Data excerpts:
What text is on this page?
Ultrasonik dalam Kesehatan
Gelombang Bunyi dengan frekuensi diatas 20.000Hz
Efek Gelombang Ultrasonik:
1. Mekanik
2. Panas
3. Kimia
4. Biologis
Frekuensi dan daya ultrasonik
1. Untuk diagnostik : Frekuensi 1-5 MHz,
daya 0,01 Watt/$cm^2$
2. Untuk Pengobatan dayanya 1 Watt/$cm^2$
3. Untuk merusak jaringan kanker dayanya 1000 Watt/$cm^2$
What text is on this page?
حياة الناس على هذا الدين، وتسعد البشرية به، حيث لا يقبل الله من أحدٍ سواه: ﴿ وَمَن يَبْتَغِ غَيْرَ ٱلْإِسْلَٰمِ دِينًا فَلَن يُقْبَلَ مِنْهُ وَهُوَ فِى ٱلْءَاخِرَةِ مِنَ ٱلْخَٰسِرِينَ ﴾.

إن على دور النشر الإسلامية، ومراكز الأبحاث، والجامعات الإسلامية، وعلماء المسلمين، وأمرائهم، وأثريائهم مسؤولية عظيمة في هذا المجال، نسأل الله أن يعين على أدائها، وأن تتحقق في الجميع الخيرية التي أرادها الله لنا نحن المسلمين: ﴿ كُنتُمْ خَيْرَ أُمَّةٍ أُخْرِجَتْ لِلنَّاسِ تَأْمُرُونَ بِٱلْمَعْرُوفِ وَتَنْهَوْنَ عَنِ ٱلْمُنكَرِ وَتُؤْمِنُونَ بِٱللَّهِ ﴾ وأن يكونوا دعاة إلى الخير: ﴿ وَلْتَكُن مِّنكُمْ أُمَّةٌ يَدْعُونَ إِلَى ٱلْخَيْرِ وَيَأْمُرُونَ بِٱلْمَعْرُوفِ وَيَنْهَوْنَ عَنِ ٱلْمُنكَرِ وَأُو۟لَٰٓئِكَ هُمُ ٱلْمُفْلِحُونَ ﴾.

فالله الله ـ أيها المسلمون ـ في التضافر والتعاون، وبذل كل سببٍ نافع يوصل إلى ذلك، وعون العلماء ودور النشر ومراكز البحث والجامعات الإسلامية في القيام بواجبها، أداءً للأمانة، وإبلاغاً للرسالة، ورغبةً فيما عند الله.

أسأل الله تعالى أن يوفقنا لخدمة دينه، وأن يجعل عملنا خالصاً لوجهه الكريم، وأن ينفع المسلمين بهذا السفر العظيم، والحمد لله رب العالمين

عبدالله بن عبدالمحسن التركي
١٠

Your task: Check each line of the records for the word "Untuk", and show the lines that contain it.

Response for this exercise:
1. Untuk diagnostik : Frekuensi 1-5 MHz,
2. Untuk Pengobatan dayanya 1 Watt/$cm^2$
3. Untuk merusak jaringan kanker dayanya 1000 Watt/$cm^2$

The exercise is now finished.